*What the exercise asks*
Your task is to copy every line of the entries that contains "Miss".
------ Data listing
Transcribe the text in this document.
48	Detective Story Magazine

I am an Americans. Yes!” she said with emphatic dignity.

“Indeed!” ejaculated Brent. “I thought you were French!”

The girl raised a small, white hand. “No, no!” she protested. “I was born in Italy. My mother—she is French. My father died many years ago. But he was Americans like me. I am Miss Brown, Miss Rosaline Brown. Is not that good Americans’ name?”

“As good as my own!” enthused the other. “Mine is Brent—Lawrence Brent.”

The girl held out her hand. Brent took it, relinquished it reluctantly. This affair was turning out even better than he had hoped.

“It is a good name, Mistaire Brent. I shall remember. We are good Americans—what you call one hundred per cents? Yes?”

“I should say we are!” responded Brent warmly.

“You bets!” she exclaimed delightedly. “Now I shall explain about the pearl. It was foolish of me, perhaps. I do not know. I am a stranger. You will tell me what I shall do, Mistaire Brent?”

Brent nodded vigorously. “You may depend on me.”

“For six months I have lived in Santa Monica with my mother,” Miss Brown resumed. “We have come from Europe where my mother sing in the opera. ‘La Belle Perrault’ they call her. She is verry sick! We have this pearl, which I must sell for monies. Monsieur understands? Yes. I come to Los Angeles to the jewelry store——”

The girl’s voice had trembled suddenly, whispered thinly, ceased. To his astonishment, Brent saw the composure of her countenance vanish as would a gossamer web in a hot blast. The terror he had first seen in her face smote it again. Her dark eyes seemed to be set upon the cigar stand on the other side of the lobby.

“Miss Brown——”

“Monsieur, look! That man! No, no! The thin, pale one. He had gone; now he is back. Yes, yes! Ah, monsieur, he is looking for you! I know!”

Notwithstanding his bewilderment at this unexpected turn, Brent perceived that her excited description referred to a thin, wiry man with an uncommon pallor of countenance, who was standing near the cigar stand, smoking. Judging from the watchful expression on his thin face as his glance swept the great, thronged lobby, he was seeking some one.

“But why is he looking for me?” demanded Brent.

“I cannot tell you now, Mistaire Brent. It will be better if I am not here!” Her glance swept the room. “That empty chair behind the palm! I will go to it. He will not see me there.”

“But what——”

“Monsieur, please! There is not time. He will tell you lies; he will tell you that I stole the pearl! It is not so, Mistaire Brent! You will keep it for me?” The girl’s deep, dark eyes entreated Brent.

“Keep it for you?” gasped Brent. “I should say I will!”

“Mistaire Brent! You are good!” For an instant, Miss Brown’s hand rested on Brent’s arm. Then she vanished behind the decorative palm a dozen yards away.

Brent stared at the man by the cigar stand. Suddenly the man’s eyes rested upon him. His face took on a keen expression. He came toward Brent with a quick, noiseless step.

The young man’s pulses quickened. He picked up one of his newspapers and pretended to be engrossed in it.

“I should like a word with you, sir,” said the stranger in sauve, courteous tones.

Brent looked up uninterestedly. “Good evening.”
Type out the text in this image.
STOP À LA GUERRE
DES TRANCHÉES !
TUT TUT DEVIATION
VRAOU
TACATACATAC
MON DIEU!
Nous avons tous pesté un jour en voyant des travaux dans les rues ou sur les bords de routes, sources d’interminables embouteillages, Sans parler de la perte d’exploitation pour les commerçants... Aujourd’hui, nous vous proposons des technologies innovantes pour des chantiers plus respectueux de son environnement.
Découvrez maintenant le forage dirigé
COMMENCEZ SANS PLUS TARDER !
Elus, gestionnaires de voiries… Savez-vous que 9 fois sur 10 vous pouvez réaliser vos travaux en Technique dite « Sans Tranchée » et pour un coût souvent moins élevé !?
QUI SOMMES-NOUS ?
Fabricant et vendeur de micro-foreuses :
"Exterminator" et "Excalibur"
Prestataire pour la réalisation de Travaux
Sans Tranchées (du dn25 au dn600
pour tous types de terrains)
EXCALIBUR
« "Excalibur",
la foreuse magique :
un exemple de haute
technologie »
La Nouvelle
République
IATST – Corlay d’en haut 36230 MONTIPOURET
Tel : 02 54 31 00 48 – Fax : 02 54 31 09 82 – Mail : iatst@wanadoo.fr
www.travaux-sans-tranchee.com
------------
*Finished exercise*
The girl raised a small, white hand. “No, no!” she protested. “I was born in Italy. My mother—she is French. My father died many years ago. But he was Americans like me. I am Miss Brown, Miss Rosaline Brown. Is not that good Americans’ name?”
“For six months I have lived in Santa Monica with my mother,” Miss Brown resumed. “We have come from Europe where my mother sing in the opera. ‘La Belle Perrault’ they call her. She is verry sick! We have this pearl, which I must sell for monies. Monsieur understands? Yes. I come to Los Angeles to the jewelry store——”
“Miss Brown——”
“Mistaire Brent! You are good!” For an instant, Miss Brown’s hand rested on Brent’s arm. Then she vanished behind the decorative palm a dozen yards away.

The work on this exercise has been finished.